‘Politizar o combate à corrupção não é caminho saudável’, diz ministro-chefe da CGU
Vinicius Marques de Carvalho garante que investigações seguem critérios puramente técnicos e defende transparência

Quando se reuniu com o presidente Lula para sacramentar sua nomeação como ministro-chefe da Controladoria-Geral da União (CGU), o advogado Vinicius Marques de Carvalho recebeu a tarefa de trabalhar duro para evitar que casos de corrupção eclodissem no terceiro mandato do petista. Desde então, foi deflagrada quase uma centena de operações do órgão em conjunto com a PF. A mais barulhenta delas, batizada de Overclean, espalhou tensão por envolver empresários e políticos num esquema que movimentou mais de 1 bilhão de reais em contratos suspeitos — dinheiro oriundo das controversas emendas parlamentares. As investigações têm acertado alguns alvos da oposição, o que alimenta rumores de que o governo federal, além de estar sob blindagem, direcionaria as ações de fiscalização. Carvalho nega e diz que um dos desafios de sua gestão é dar o máximo de transparência a dados públicos sem expor a intimidade das autoridades — assunto que esquentou na quarta-feira 5, com a revelação feita pela coluna Radar, de VEJA, de que o MPF investiga o Planalto por omitir informações sobre filhos de Lula e da primeira-dama Janja. Confira a seguir os principais trechos da entrevista com o ministro.
Qual sua principal missão na CGU? Ao me convidar para o cargo, o presidente Lula foi explícito em dizer que eu tinha de trabalhar para que a gente não tivesse de conviver com escândalos de corrupção. Esse foi o principal pedido que ele fez. Desde o começo do governo enfrentamos o desafio de rever a Lei de Acesso à Informação (LAI) e os sigilos indevidos colocados pelo governo de Jair Bolsonaro. Essa agenda se mostrou decisiva. Por causa dela, descobrimos a fraude na carteira de vacinação do ex-presidente, que levou à prisão do (ex-ajudante de ordens) Mauro Cid. Depois, a Polícia Federal aprofundou as investigações e chegamos ao detalhamento da tentativa de golpe de Estado e ao plano de assassinato do presidente — toda essa loucura. É um trabalho histórico que começou aqui.
Apesar desse caso bem-sucedido, a CGU é criticada por manter sigilo sobre determinadas questões relativas ao atual governo, principalmente em relação à Presidência da República. É importante dizer que este governo restabeleceu que a transparência é a regra e o sigilo é exceção. Existem previsões legais de situações de sigilo e de restrição de acesso à informação. O que acontecia no governo Bolsonaro era uma deturpação dos sigilos impostos pela lei. Não se dava acesso, por exemplo, à entrada de visitas no Palácio Planalto ou nos ministérios, usando o argumento de que eram dados pessoais. Isso não existe mais.

(Listagens de itens de layout em caixas)
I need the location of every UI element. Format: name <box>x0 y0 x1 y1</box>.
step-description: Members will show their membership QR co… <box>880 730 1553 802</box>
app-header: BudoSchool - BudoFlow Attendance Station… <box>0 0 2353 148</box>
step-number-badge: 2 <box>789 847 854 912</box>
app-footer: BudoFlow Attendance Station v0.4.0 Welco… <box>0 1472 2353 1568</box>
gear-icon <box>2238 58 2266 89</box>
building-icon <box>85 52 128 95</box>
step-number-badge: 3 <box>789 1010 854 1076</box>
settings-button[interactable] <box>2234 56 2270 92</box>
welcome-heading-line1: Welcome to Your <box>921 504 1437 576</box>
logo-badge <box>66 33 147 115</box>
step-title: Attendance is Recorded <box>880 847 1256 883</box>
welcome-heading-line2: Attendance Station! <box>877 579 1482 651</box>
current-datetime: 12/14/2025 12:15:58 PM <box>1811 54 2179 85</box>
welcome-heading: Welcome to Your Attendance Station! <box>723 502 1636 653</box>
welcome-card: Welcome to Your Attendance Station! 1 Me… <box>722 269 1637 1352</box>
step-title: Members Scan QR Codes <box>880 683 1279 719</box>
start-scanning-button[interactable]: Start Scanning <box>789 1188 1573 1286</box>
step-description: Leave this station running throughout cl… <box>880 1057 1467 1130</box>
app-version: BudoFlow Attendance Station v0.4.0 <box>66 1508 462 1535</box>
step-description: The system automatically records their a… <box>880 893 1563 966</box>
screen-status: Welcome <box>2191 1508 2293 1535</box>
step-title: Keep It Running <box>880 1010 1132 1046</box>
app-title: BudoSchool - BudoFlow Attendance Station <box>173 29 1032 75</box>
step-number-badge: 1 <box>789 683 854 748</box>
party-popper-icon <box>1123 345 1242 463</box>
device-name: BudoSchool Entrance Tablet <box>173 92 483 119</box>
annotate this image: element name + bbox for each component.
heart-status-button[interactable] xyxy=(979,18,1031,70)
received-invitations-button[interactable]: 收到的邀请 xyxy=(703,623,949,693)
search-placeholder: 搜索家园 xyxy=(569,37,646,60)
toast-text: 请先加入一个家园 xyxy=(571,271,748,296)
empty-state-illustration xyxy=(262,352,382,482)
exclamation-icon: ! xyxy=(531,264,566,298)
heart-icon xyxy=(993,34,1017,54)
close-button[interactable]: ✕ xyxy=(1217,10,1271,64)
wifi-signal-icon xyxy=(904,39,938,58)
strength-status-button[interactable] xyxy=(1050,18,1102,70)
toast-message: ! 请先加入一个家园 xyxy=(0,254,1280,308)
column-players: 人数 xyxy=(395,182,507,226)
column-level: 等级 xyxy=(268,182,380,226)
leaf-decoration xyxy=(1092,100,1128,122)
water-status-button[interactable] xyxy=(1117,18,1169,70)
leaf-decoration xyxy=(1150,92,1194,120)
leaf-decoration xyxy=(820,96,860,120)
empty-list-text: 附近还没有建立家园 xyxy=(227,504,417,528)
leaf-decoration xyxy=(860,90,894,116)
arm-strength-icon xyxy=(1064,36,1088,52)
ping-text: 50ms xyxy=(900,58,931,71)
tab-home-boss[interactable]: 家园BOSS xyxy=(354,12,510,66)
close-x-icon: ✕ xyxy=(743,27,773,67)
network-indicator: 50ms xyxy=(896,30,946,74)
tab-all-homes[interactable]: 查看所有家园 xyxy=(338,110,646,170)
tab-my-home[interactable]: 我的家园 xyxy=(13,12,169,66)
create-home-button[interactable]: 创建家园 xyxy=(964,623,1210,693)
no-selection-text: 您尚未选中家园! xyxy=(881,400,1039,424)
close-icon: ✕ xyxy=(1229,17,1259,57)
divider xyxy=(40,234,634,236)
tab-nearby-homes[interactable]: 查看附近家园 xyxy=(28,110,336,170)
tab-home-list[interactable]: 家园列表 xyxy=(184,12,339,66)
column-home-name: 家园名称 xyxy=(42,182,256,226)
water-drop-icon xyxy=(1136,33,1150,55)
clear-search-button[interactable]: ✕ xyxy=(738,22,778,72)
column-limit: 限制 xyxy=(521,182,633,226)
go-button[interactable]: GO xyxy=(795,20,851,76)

OBJETIVO A:
Quais pessoas são mencionadas pelo nome na entrevista sobre o combate à corrupção?
OBJETIVO B:
Escreva a continuação da entrevista sobre o combate à corrupção a partir do ponto em que ela termina.
O material não é necessário.

RESULTADO DA TAREFA A:
Vinicius Marques de Carvalho, Lula, Janja, Jair Bolsonaro e Mauro Cid.

RESULTADO DA TAREFA B:
“Desdobramentos políticos no sentido de atingir pessoas que tenham ou não mandato são uma consequência do trabalho técnico. Politizar o combate à corrupção não é um caminho saudável”
As críticas de falta de transparência feitas ao governo atual não são justas? Não concordo com as críticas. Posso assegurar que não existem mais abusos, o que não significa que não haja situações de restrição de acesso que sejam legítimas. A gente sabe que, onde não tem transparência, tem privilégio. Onde tem privilégio, tem corrupção. Onde tem corrupção, tem falta de confiança e perda de legitimidade. E, assim, há um risco democrático. É esse ciclo que a transparência permite interromper. Ela é um meio para garantir que a população possa ter instrumentos para confiar no Estado e no governo.
O que deve continuar com restrições de acesso em relação à Presidência da República? Considero que questões claramente relacionadas à segurança e, por exemplo, à alimentação do presidente e de seus familiares precisam ter acesso restrito. E não é assim apenas no Brasil.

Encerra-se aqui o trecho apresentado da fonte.